_Exercise goal_. Output the data that follows exactly, line for line.

##### Material supplied #####

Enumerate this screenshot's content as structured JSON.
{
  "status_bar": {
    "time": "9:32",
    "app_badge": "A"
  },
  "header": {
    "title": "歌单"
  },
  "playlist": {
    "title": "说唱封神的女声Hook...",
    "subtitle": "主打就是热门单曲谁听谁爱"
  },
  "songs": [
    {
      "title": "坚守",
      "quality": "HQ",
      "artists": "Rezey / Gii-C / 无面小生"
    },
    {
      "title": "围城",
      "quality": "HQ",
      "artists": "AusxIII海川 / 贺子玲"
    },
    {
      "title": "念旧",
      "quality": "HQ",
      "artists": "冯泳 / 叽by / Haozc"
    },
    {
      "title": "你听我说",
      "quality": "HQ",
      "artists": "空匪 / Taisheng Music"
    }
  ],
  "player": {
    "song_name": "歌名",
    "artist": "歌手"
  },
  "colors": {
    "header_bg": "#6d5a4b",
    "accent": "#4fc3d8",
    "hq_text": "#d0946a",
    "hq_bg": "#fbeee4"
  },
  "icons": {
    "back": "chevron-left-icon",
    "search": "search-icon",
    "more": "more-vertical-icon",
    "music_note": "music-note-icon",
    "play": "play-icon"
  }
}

#####

_Answer to this task_.
Enumerate this screenshot's content as structured JSON.
{
  "status_bar": {
    "time": "9:32",
    "app_badge": "A"
  },
  "header": {
    "title": "歌单"
  },
  "playlist": {
    "title": "说唱封神的女声Hook...",
    "subtitle": "主打就是热门单曲谁听谁爱"
  },
  "songs": [
    {
      "title": "坚守",
      "quality": "HQ",
      "artists": "Rezey / Gii-C / 无面小生"
    },
    {
      "title": "围城",
      "quality": "HQ",
      "artists": "AusxIII海川 / 贺子玲"
    },
    {
      "title": "念旧",
      "quality": "HQ",
      "artists": "冯泳 / 叽by / Haozc"
    },
    {
      "title": "你听我说",
      "quality": "HQ",
      "artists": "空匪 / Taisheng Music"
    }
  ],
  "player": {
    "song_name": "歌名",
    "artist": "歌手"
  },
  "colors": {
    "header_bg": "#6d5a4b",
    "accent": "#4fc3d8",
    "hq_text": "#d0946a",
    "hq_bg": "#fbeee4"
  },
  "icons": {
    "back": "chevron-left-icon",
    "search": "search-icon",
    "more": "more-vertical-icon",
    "music_note": "music-note-icon",
    "play": "play-icon"
  }
}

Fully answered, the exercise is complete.